- **What to work on**: How many lines in the records below contain the word "title"? Answer with the number alone.

- **Dataset rows**:
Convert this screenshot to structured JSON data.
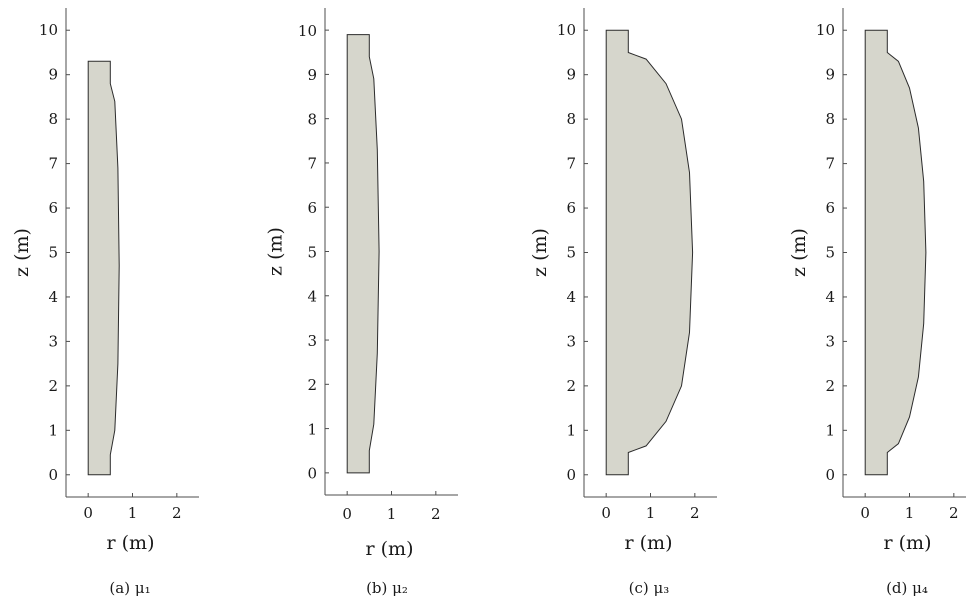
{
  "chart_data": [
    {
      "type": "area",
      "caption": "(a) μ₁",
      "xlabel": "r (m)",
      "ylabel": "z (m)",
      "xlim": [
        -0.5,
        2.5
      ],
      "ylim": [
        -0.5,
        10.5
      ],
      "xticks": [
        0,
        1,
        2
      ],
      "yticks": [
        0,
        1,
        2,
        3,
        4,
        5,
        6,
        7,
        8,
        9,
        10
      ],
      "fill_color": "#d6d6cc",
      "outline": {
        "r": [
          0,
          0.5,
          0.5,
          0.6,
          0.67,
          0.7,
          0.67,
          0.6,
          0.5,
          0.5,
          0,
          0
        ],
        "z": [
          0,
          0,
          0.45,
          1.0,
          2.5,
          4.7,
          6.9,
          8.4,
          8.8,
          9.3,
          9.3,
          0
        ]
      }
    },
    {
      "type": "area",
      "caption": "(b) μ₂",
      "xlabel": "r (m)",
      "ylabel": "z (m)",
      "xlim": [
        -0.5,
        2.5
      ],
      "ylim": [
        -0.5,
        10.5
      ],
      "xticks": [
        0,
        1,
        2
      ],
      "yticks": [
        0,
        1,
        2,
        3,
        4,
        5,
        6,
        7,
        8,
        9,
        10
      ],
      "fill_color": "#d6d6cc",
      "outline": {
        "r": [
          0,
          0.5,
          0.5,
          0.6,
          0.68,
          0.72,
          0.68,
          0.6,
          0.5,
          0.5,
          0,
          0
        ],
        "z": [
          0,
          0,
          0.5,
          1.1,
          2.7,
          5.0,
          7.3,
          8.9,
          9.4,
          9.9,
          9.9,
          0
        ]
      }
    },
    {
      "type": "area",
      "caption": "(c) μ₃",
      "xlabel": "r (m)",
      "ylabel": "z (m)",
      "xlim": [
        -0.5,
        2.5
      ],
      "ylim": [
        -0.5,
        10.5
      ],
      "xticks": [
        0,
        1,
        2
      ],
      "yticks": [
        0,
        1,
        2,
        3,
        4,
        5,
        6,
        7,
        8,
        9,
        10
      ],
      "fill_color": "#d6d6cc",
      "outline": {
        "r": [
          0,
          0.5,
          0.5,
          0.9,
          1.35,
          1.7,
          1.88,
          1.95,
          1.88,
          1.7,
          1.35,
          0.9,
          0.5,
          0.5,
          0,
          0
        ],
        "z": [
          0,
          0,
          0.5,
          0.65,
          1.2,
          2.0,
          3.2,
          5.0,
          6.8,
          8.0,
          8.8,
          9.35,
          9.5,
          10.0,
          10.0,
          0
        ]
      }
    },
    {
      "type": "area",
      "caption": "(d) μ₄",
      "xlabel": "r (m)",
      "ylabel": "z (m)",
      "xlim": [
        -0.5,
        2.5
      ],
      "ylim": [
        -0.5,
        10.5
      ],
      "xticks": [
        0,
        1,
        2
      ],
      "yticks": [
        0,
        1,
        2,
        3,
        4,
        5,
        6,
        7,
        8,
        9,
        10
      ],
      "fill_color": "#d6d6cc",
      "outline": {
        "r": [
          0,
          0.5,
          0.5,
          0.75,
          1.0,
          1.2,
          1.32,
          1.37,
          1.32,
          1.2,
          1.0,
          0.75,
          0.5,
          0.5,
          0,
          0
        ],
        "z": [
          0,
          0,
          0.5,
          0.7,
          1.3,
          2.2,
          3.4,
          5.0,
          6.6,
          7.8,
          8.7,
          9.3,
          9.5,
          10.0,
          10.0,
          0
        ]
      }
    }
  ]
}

---

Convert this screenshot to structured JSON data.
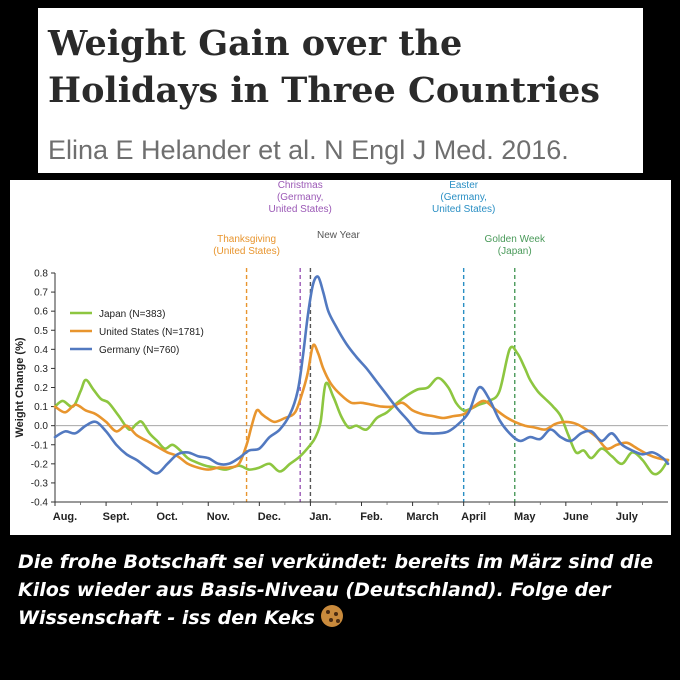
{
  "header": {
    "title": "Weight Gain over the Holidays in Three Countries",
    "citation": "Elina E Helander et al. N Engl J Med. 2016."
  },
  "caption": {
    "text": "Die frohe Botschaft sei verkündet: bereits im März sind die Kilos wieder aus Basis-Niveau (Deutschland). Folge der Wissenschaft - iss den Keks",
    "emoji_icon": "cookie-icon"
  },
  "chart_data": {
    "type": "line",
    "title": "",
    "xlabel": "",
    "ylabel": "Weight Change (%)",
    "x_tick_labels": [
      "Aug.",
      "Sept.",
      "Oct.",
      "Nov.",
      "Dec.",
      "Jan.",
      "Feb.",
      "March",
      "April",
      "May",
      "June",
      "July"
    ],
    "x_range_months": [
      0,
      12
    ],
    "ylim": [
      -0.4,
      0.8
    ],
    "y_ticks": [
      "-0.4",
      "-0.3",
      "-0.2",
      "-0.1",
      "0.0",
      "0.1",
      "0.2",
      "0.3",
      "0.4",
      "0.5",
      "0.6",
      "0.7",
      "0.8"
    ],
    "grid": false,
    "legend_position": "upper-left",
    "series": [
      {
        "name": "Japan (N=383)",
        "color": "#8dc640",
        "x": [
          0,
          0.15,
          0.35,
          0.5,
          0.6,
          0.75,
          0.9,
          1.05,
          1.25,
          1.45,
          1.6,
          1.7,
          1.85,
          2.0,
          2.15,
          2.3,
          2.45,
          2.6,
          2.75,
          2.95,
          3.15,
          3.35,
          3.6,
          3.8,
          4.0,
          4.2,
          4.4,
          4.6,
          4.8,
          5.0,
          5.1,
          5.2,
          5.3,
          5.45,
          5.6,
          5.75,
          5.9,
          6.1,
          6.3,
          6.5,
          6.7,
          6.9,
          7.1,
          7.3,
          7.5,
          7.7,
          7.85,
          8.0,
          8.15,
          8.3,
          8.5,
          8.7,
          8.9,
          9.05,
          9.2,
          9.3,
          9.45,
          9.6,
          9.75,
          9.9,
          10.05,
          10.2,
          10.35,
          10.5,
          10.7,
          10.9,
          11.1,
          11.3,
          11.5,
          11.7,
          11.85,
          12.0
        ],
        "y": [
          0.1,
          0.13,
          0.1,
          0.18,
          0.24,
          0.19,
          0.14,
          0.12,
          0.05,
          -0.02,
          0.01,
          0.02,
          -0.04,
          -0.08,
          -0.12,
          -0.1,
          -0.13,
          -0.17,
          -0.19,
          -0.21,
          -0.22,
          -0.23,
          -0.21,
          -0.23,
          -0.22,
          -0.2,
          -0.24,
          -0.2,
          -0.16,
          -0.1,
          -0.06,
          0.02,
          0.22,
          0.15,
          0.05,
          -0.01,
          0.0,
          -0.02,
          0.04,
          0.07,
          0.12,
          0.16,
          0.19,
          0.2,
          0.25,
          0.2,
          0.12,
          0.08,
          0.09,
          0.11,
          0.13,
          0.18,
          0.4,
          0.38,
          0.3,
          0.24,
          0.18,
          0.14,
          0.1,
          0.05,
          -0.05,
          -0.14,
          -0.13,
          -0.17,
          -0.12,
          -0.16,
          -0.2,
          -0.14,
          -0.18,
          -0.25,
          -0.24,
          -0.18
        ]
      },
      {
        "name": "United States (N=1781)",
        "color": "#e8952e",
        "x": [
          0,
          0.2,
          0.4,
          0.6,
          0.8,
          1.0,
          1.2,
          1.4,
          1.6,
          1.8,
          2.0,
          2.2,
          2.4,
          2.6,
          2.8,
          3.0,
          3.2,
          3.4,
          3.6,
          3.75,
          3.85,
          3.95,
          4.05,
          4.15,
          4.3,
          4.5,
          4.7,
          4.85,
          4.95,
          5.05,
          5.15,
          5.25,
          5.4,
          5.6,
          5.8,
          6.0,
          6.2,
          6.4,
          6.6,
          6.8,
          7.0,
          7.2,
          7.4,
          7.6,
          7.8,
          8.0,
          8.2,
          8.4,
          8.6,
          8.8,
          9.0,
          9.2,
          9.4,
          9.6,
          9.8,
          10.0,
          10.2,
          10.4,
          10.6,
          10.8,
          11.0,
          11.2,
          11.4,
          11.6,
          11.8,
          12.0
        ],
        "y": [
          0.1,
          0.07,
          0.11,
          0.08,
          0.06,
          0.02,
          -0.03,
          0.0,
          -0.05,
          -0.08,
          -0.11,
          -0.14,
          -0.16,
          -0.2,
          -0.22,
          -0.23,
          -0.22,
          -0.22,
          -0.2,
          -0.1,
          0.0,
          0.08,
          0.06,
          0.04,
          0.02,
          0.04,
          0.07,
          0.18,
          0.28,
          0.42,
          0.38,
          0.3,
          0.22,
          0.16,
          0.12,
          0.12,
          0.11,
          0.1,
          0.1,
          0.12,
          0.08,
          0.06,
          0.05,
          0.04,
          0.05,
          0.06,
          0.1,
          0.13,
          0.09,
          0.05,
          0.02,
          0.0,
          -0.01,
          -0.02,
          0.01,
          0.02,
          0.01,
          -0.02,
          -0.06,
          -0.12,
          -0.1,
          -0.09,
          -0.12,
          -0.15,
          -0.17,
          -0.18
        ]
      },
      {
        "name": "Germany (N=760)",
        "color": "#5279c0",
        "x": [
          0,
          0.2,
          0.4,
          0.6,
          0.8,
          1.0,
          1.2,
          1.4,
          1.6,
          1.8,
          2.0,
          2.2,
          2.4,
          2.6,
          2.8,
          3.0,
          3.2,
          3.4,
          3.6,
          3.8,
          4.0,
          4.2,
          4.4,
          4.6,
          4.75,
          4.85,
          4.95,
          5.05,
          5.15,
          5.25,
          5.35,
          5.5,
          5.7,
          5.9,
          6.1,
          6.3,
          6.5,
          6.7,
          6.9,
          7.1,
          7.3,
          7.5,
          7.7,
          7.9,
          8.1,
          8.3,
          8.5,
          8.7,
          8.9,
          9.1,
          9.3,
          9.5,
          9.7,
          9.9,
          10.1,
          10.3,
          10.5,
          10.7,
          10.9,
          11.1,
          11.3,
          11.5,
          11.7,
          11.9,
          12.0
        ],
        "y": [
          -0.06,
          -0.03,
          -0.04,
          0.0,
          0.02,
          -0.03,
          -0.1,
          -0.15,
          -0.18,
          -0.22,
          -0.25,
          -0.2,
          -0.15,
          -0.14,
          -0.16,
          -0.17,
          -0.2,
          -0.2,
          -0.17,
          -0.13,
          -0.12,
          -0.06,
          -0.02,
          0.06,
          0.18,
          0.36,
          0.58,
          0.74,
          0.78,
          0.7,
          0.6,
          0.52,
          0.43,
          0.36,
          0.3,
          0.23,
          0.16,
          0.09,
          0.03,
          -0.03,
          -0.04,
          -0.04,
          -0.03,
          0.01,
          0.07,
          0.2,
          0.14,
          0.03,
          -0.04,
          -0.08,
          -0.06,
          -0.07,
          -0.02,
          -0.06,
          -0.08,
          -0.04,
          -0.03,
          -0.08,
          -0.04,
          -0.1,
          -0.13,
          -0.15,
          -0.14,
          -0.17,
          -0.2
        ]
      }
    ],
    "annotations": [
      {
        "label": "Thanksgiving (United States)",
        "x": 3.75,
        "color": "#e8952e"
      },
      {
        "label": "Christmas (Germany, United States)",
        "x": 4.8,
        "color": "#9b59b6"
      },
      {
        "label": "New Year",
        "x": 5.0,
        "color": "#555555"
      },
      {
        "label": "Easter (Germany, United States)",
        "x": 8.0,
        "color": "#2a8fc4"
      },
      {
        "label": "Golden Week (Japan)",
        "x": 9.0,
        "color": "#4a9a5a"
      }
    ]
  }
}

- **Exercise answer**: 2